Records contained in a dataset:
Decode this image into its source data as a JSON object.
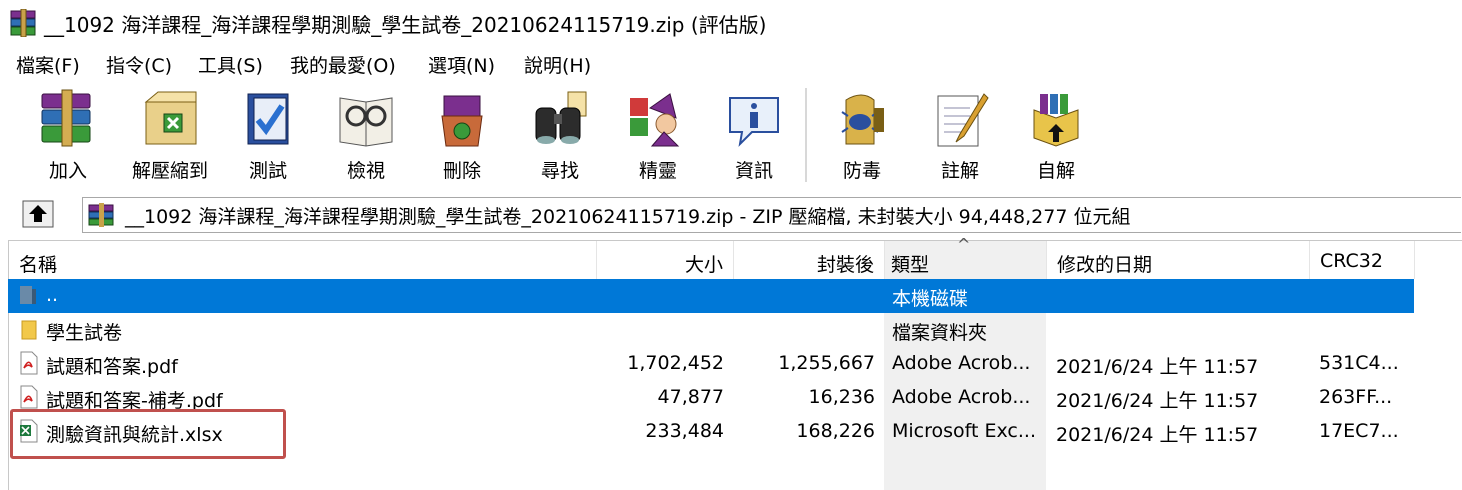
{
  "window": {
    "title": "__1092 海洋課程_海洋課程學期測驗_學生試卷_20210624115719.zip (評估版)"
  },
  "menu": [
    {
      "label": "檔案(F)"
    },
    {
      "label": "指令(C)"
    },
    {
      "label": "工具(S)"
    },
    {
      "label": "我的最愛(O)"
    },
    {
      "label": "選項(N)"
    },
    {
      "label": "說明(H)"
    }
  ],
  "toolbar": [
    {
      "label": "加入",
      "icon": "add-archive-icon"
    },
    {
      "label": "解壓縮到",
      "icon": "extract-to-icon"
    },
    {
      "label": "測試",
      "icon": "test-icon"
    },
    {
      "label": "檢視",
      "icon": "view-icon"
    },
    {
      "label": "刪除",
      "icon": "delete-icon"
    },
    {
      "label": "尋找",
      "icon": "find-icon"
    },
    {
      "label": "精靈",
      "icon": "wizard-icon"
    },
    {
      "label": "資訊",
      "icon": "info-icon"
    },
    {
      "label": "防毒",
      "icon": "antivirus-icon"
    },
    {
      "label": "註解",
      "icon": "comment-icon"
    },
    {
      "label": "自解",
      "icon": "sfx-icon"
    }
  ],
  "address": {
    "text": "__1092 海洋課程_海洋課程學期測驗_學生試卷_20210624115719.zip - ZIP 壓縮檔, 未封裝大小 94,448,277 位元組"
  },
  "columns": {
    "name": "名稱",
    "size": "大小",
    "packed": "封裝後",
    "type": "類型",
    "modified": "修改的日期",
    "crc": "CRC32",
    "sort_indicator": "^"
  },
  "rows": [
    {
      "name": "..",
      "size": "",
      "packed": "",
      "type": "本機磁碟",
      "modified": "",
      "crc": "",
      "icon": "parent-folder-icon",
      "selected": true
    },
    {
      "name": "學生試卷",
      "size": "",
      "packed": "",
      "type": "檔案資料夾",
      "modified": "",
      "crc": "",
      "icon": "folder-icon",
      "selected": false
    },
    {
      "name": "試題和答案.pdf",
      "size": "1,702,452",
      "packed": "1,255,667",
      "type": "Adobe Acrob...",
      "modified": "2021/6/24 上午 11:57",
      "crc": "531C4...",
      "icon": "pdf-file-icon",
      "selected": false
    },
    {
      "name": "試題和答案-補考.pdf",
      "size": "47,877",
      "packed": "16,236",
      "type": "Adobe Acrob...",
      "modified": "2021/6/24 上午 11:57",
      "crc": "263FF...",
      "icon": "pdf-file-icon",
      "selected": false
    },
    {
      "name": "測驗資訊與統計.xlsx",
      "size": "233,484",
      "packed": "168,226",
      "type": "Microsoft Exc...",
      "modified": "2021/6/24 上午 11:57",
      "crc": "17EC7...",
      "icon": "excel-file-icon",
      "selected": false
    }
  ],
  "colors": {
    "selection": "#0078d7",
    "highlight_box": "#c0504d",
    "type_column_bg": "#f0f0f0"
  }
}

▶ _EXERCISE INSTRUCTIONS_
Since the copy must exclude the pictures, transcribe only the text of the records, word for word.

▶ _RESPONSE TO THE EXERCISE_
Decode this image into its source data as a JSON object.
{
  "window": {
    "title": "__1092 海洋課程_海洋課程學期測驗_學生試卷_20210624115719.zip (評估版)"
  },
  "menu": [
    {
      "label": "檔案(F)"
    },
    {
      "label": "指令(C)"
    },
    {
      "label": "工具(S)"
    },
    {
      "label": "我的最愛(O)"
    },
    {
      "label": "選項(N)"
    },
    {
      "label": "說明(H)"
    }
  ],
  "toolbar": [
    {
      "label": "加入",
      "icon": "add-archive-icon"
    },
    {
      "label": "解壓縮到",
      "icon": "extract-to-icon"
    },
    {
      "label": "測試",
      "icon": "test-icon"
    },
    {
      "label": "檢視",
      "icon": "view-icon"
    },
    {
      "label": "刪除",
      "icon": "delete-icon"
    },
    {
      "label": "尋找",
      "icon": "find-icon"
    },
    {
      "label": "精靈",
      "icon": "wizard-icon"
    },
    {
      "label": "資訊",
      "icon": "info-icon"
    },
    {
      "label": "防毒",
      "icon": "antivirus-icon"
    },
    {
      "label": "註解",
      "icon": "comment-icon"
    },
    {
      "label": "自解",
      "icon": "sfx-icon"
    }
  ],
  "address": {
    "text": "__1092 海洋課程_海洋課程學期測驗_學生試卷_20210624115719.zip - ZIP 壓縮檔, 未封裝大小 94,448,277 位元組"
  },
  "columns": {
    "name": "名稱",
    "size": "大小",
    "packed": "封裝後",
    "type": "類型",
    "modified": "修改的日期",
    "crc": "CRC32",
    "sort_indicator": "^"
  },
  "rows": [
    {
      "name": "..",
      "size": "",
      "packed": "",
      "type": "本機磁碟",
      "modified": "",
      "crc": "",
      "icon": "parent-folder-icon",
      "selected": true
    },
    {
      "name": "學生試卷",
      "size": "",
      "packed": "",
      "type": "檔案資料夾",
      "modified": "",
      "crc": "",
      "icon": "folder-icon",
      "selected": false
    },
    {
      "name": "試題和答案.pdf",
      "size": "1,702,452",
      "packed": "1,255,667",
      "type": "Adobe Acrob...",
      "modified": "2021/6/24 上午 11:57",
      "crc": "531C4...",
      "icon": "pdf-file-icon",
      "selected": false
    },
    {
      "name": "試題和答案-補考.pdf",
      "size": "47,877",
      "packed": "16,236",
      "type": "Adobe Acrob...",
      "modified": "2021/6/24 上午 11:57",
      "crc": "263FF...",
      "icon": "pdf-file-icon",
      "selected": false
    },
    {
      "name": "測驗資訊與統計.xlsx",
      "size": "233,484",
      "packed": "168,226",
      "type": "Microsoft Exc...",
      "modified": "2021/6/24 上午 11:57",
      "crc": "17EC7...",
      "icon": "excel-file-icon",
      "selected": false
    }
  ],
  "colors": {
    "selection": "#0078d7",
    "highlight_box": "#c0504d",
    "type_column_bg": "#f0f0f0"
  }
}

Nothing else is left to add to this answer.